Problem to work on: Below are entries to be transcribed exactly; exclude the pictures from the copy.
───── Source data ─────
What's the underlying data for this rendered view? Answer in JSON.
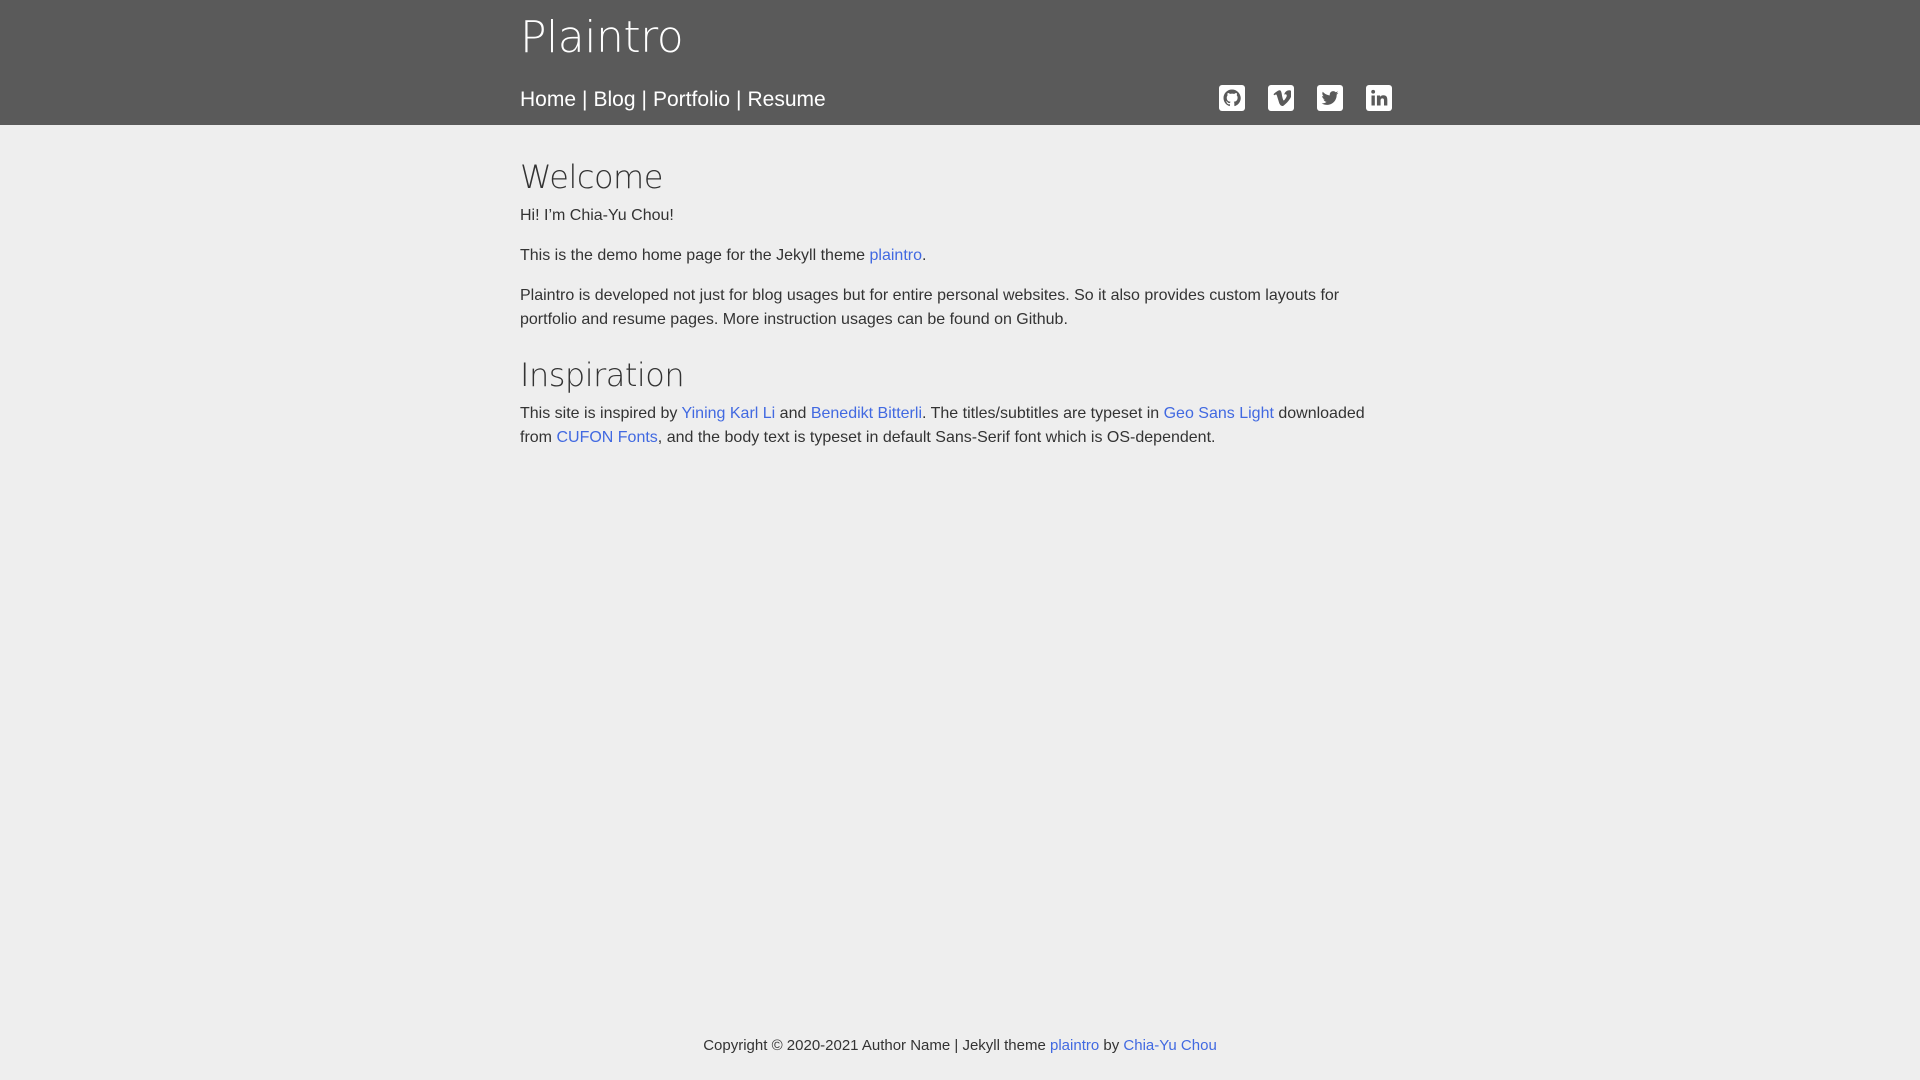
{
  "header": {
    "site_title": "Plaintro",
    "nav": [
      {
        "label": "Home"
      },
      {
        "label": "Blog"
      },
      {
        "label": "Portfolio"
      },
      {
        "label": "Resume"
      }
    ],
    "nav_separator": "|",
    "social": [
      {
        "icon": "github-icon"
      },
      {
        "icon": "vimeo-icon"
      },
      {
        "icon": "twitter-icon"
      },
      {
        "icon": "linkedin-icon"
      }
    ]
  },
  "welcome": {
    "heading": "Welcome",
    "p1": "Hi! I’m Chia-Yu Chou!",
    "p2_before": "This is the demo home page for the Jekyll theme ",
    "p2_link": "plaintro",
    "p2_after": ".",
    "p3": "Plaintro is developed not just for blog usages but for entire personal websites. So it also provides custom layouts for portfolio and resume pages. More instruction usages can be found on Github."
  },
  "inspiration": {
    "heading": "Inspiration",
    "t1": "This site is inspired by ",
    "link1": "Yining Karl Li",
    "t2": " and ",
    "link2": "Benedikt Bitterli",
    "t3": ". The titles/subtitles are typeset in ",
    "link3": "Geo Sans Light",
    "t4": " downloaded from ",
    "link4": "CUFON Fonts",
    "t5": ", and the body text is typeset in default Sans-Serif font which is OS-dependent."
  },
  "footer": {
    "text": "Copyright © 2020-2021 Author Name | Jekyll theme ",
    "link1": "plaintro",
    "mid": " by ",
    "link2": "Chia-Yu Chou"
  },
  "colors": {
    "header_bg": "#5a5a5a",
    "page_bg": "#eeeeee",
    "link": "#4169e1"
  }
}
─────
Task result:
What's the underlying data for this rendered view? Answer in JSON.
{
  "header": {
    "site_title": "Plaintro",
    "nav": [
      {
        "label": "Home"
      },
      {
        "label": "Blog"
      },
      {
        "label": "Portfolio"
      },
      {
        "label": "Resume"
      }
    ],
    "nav_separator": "|",
    "social": [
      {
        "icon": "github-icon"
      },
      {
        "icon": "vimeo-icon"
      },
      {
        "icon": "twitter-icon"
      },
      {
        "icon": "linkedin-icon"
      }
    ]
  },
  "welcome": {
    "heading": "Welcome",
    "p1": "Hi! I’m Chia-Yu Chou!",
    "p2_before": "This is the demo home page for the Jekyll theme ",
    "p2_link": "plaintro",
    "p2_after": ".",
    "p3": "Plaintro is developed not just for blog usages but for entire personal websites. So it also provides custom layouts for portfolio and resume pages. More instruction usages can be found on Github."
  },
  "inspiration": {
    "heading": "Inspiration",
    "t1": "This site is inspired by ",
    "link1": "Yining Karl Li",
    "t2": " and ",
    "link2": "Benedikt Bitterli",
    "t3": ". The titles/subtitles are typeset in ",
    "link3": "Geo Sans Light",
    "t4": " downloaded from ",
    "link4": "CUFON Fonts",
    "t5": ", and the body text is typeset in default Sans-Serif font which is OS-dependent."
  },
  "footer": {
    "text": "Copyright © 2020-2021 Author Name | Jekyll theme ",
    "link1": "plaintro",
    "mid": " by ",
    "link2": "Chia-Yu Chou"
  },
  "colors": {
    "header_bg": "#5a5a5a",
    "page_bg": "#eeeeee",
    "link": "#4169e1"
  }
}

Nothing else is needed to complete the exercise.